Given task => All the data below goes into the copy word for word, but the pictures don't.

Records for the exercise =>
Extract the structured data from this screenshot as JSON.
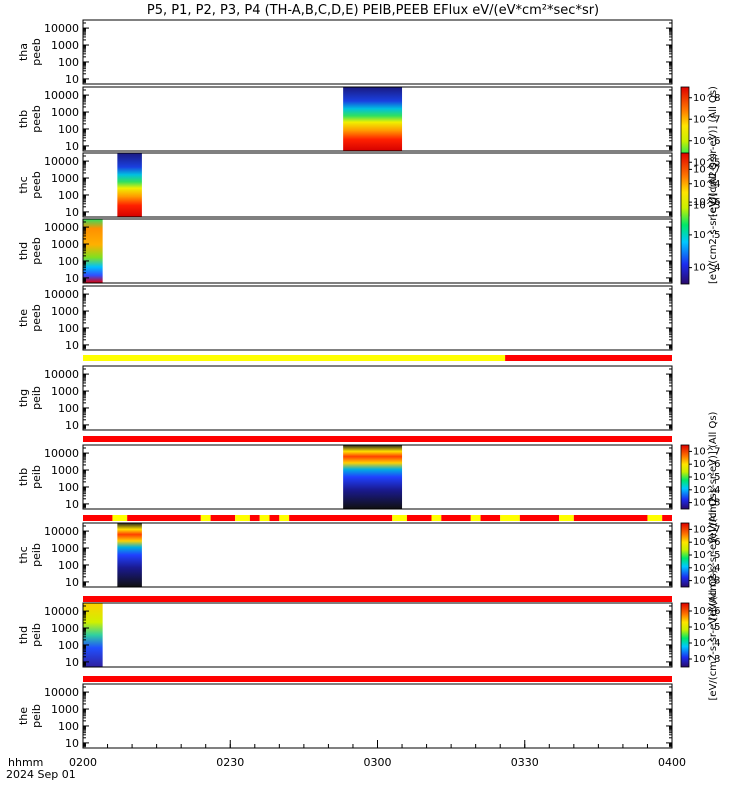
{
  "title": "P5, P1, P2, P3, P4 (TH-A,B,C,D,E) PEIB,PEEB EFlux eV/(eV*cm²*sec*sr)",
  "x_axis": {
    "label": "hhmm",
    "date": "2024 Sep 01",
    "ticks": [
      "0200",
      "0230",
      "0300",
      "0330",
      "0400"
    ]
  },
  "y_ticks": [
    "10000",
    "1000",
    "100",
    "10"
  ],
  "colorbars": [
    {
      "label": "[eV/(cm2-s-sr-eV)] (All Qs)",
      "ticks": [
        "10^3",
        "10^4",
        "10^5",
        "10^6",
        "10^7",
        "10^8"
      ]
    },
    {
      "label": "[eV/(cm2-s-sr-eV)] (All Qs)",
      "ticks": [
        "10^4",
        "10^5",
        "10^6",
        "10^7"
      ]
    },
    {
      "label": "[eV/(cm2-s-sr-eV)] (All Qs)",
      "ticks": [
        "10^3",
        "10^4",
        "10^5",
        "10^6",
        "10^7"
      ]
    },
    {
      "label": "[eV/(cm2-s-sr-eV)] (All Qs)",
      "ticks": [
        "10^3",
        "10^4",
        "10^5",
        "10^6",
        "10^7"
      ]
    },
    {
      "label": "[eV/(cm2-s-sr-eV)] (All Qs)",
      "ticks": [
        "10^3",
        "10^4",
        "10^5",
        "10^6"
      ]
    }
  ],
  "chart_data": {
    "type": "heatmap",
    "x_range": [
      "02:00",
      "04:00"
    ],
    "y_scale": "log",
    "y_range": [
      5,
      30000
    ],
    "panels": [
      {
        "label": [
          "tha",
          "peeb"
        ],
        "data_spans": []
      },
      {
        "label": [
          "thb",
          "peeb"
        ],
        "data_spans": [
          [
            "02:53",
            "03:05"
          ]
        ]
      },
      {
        "label": [
          "thc",
          "peeb"
        ],
        "data_spans": [
          [
            "02:07",
            "02:12"
          ]
        ]
      },
      {
        "label": [
          "thd",
          "peeb"
        ],
        "data_spans": [
          [
            "02:00",
            "02:04"
          ]
        ]
      },
      {
        "label": [
          "the",
          "peeb"
        ],
        "data_spans": []
      },
      {
        "label": [
          "thg",
          "peib"
        ],
        "data_spans": []
      },
      {
        "label": [
          "thb",
          "peib"
        ],
        "data_spans": [
          [
            "02:53",
            "03:05"
          ]
        ]
      },
      {
        "label": [
          "thc",
          "peib"
        ],
        "data_spans": [
          [
            "02:07",
            "02:12"
          ]
        ]
      },
      {
        "label": [
          "thd",
          "peib"
        ],
        "data_spans": [
          [
            "02:00",
            "02:04"
          ]
        ]
      },
      {
        "label": [
          "the",
          "peib"
        ],
        "data_spans": []
      }
    ],
    "status_bars": [
      {
        "segments": [
          [
            "02:00",
            "03:26",
            "#ffff00"
          ],
          [
            "03:26",
            "04:00",
            "#ff0000"
          ]
        ]
      },
      {
        "segments": [
          [
            "02:00",
            "04:00",
            "#ff0000"
          ]
        ]
      },
      {
        "segments": [
          [
            "02:00",
            "02:06",
            "#ff0000"
          ],
          [
            "02:06",
            "02:09",
            "#ffff00"
          ],
          [
            "02:09",
            "02:24",
            "#ff0000"
          ],
          [
            "02:24",
            "02:26",
            "#ffff00"
          ],
          [
            "02:26",
            "02:31",
            "#ff0000"
          ],
          [
            "02:31",
            "02:34",
            "#ffff00"
          ],
          [
            "02:34",
            "02:36",
            "#ff0000"
          ],
          [
            "02:36",
            "02:38",
            "#ffff00"
          ],
          [
            "02:38",
            "02:40",
            "#ff0000"
          ],
          [
            "02:40",
            "02:42",
            "#ffff00"
          ],
          [
            "02:42",
            "03:03",
            "#ff0000"
          ],
          [
            "03:03",
            "03:06",
            "#ffff00"
          ],
          [
            "03:06",
            "03:11",
            "#ff0000"
          ],
          [
            "03:11",
            "03:13",
            "#ffff00"
          ],
          [
            "03:13",
            "03:19",
            "#ff0000"
          ],
          [
            "03:19",
            "03:21",
            "#ffff00"
          ],
          [
            "03:21",
            "03:25",
            "#ff0000"
          ],
          [
            "03:25",
            "03:29",
            "#ffff00"
          ],
          [
            "03:29",
            "03:37",
            "#ff0000"
          ],
          [
            "03:37",
            "03:40",
            "#ffff00"
          ],
          [
            "03:40",
            "03:55",
            "#ff0000"
          ],
          [
            "03:55",
            "03:58",
            "#ffff00"
          ],
          [
            "03:58",
            "04:00",
            "#ff0000"
          ]
        ]
      },
      {
        "segments": [
          [
            "02:00",
            "04:00",
            "#ff0000"
          ]
        ]
      },
      {
        "segments": [
          [
            "02:00",
            "04:00",
            "#ff0000"
          ]
        ]
      }
    ]
  }
}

Finished exercise =>
Extract the structured data from this screenshot as JSON.
{
  "title": "P5, P1, P2, P3, P4 (TH-A,B,C,D,E) PEIB,PEEB EFlux eV/(eV*cm²*sec*sr)",
  "x_axis": {
    "label": "hhmm",
    "date": "2024 Sep 01",
    "ticks": [
      "0200",
      "0230",
      "0300",
      "0330",
      "0400"
    ]
  },
  "y_ticks": [
    "10000",
    "1000",
    "100",
    "10"
  ],
  "colorbars": [
    {
      "label": "[eV/(cm2-s-sr-eV)] (All Qs)",
      "ticks": [
        "10^3",
        "10^4",
        "10^5",
        "10^6",
        "10^7",
        "10^8"
      ]
    },
    {
      "label": "[eV/(cm2-s-sr-eV)] (All Qs)",
      "ticks": [
        "10^4",
        "10^5",
        "10^6",
        "10^7"
      ]
    },
    {
      "label": "[eV/(cm2-s-sr-eV)] (All Qs)",
      "ticks": [
        "10^3",
        "10^4",
        "10^5",
        "10^6",
        "10^7"
      ]
    },
    {
      "label": "[eV/(cm2-s-sr-eV)] (All Qs)",
      "ticks": [
        "10^3",
        "10^4",
        "10^5",
        "10^6",
        "10^7"
      ]
    },
    {
      "label": "[eV/(cm2-s-sr-eV)] (All Qs)",
      "ticks": [
        "10^3",
        "10^4",
        "10^5",
        "10^6"
      ]
    }
  ],
  "chart_data": {
    "type": "heatmap",
    "x_range": [
      "02:00",
      "04:00"
    ],
    "y_scale": "log",
    "y_range": [
      5,
      30000
    ],
    "panels": [
      {
        "label": [
          "tha",
          "peeb"
        ],
        "data_spans": []
      },
      {
        "label": [
          "thb",
          "peeb"
        ],
        "data_spans": [
          [
            "02:53",
            "03:05"
          ]
        ]
      },
      {
        "label": [
          "thc",
          "peeb"
        ],
        "data_spans": [
          [
            "02:07",
            "02:12"
          ]
        ]
      },
      {
        "label": [
          "thd",
          "peeb"
        ],
        "data_spans": [
          [
            "02:00",
            "02:04"
          ]
        ]
      },
      {
        "label": [
          "the",
          "peeb"
        ],
        "data_spans": []
      },
      {
        "label": [
          "thg",
          "peib"
        ],
        "data_spans": []
      },
      {
        "label": [
          "thb",
          "peib"
        ],
        "data_spans": [
          [
            "02:53",
            "03:05"
          ]
        ]
      },
      {
        "label": [
          "thc",
          "peib"
        ],
        "data_spans": [
          [
            "02:07",
            "02:12"
          ]
        ]
      },
      {
        "label": [
          "thd",
          "peib"
        ],
        "data_spans": [
          [
            "02:00",
            "02:04"
          ]
        ]
      },
      {
        "label": [
          "the",
          "peib"
        ],
        "data_spans": []
      }
    ],
    "status_bars": [
      {
        "segments": [
          [
            "02:00",
            "03:26",
            "#ffff00"
          ],
          [
            "03:26",
            "04:00",
            "#ff0000"
          ]
        ]
      },
      {
        "segments": [
          [
            "02:00",
            "04:00",
            "#ff0000"
          ]
        ]
      },
      {
        "segments": [
          [
            "02:00",
            "02:06",
            "#ff0000"
          ],
          [
            "02:06",
            "02:09",
            "#ffff00"
          ],
          [
            "02:09",
            "02:24",
            "#ff0000"
          ],
          [
            "02:24",
            "02:26",
            "#ffff00"
          ],
          [
            "02:26",
            "02:31",
            "#ff0000"
          ],
          [
            "02:31",
            "02:34",
            "#ffff00"
          ],
          [
            "02:34",
            "02:36",
            "#ff0000"
          ],
          [
            "02:36",
            "02:38",
            "#ffff00"
          ],
          [
            "02:38",
            "02:40",
            "#ff0000"
          ],
          [
            "02:40",
            "02:42",
            "#ffff00"
          ],
          [
            "02:42",
            "03:03",
            "#ff0000"
          ],
          [
            "03:03",
            "03:06",
            "#ffff00"
          ],
          [
            "03:06",
            "03:11",
            "#ff0000"
          ],
          [
            "03:11",
            "03:13",
            "#ffff00"
          ],
          [
            "03:13",
            "03:19",
            "#ff0000"
          ],
          [
            "03:19",
            "03:21",
            "#ffff00"
          ],
          [
            "03:21",
            "03:25",
            "#ff0000"
          ],
          [
            "03:25",
            "03:29",
            "#ffff00"
          ],
          [
            "03:29",
            "03:37",
            "#ff0000"
          ],
          [
            "03:37",
            "03:40",
            "#ffff00"
          ],
          [
            "03:40",
            "03:55",
            "#ff0000"
          ],
          [
            "03:55",
            "03:58",
            "#ffff00"
          ],
          [
            "03:58",
            "04:00",
            "#ff0000"
          ]
        ]
      },
      {
        "segments": [
          [
            "02:00",
            "04:00",
            "#ff0000"
          ]
        ]
      },
      {
        "segments": [
          [
            "02:00",
            "04:00",
            "#ff0000"
          ]
        ]
      }
    ]
  }
}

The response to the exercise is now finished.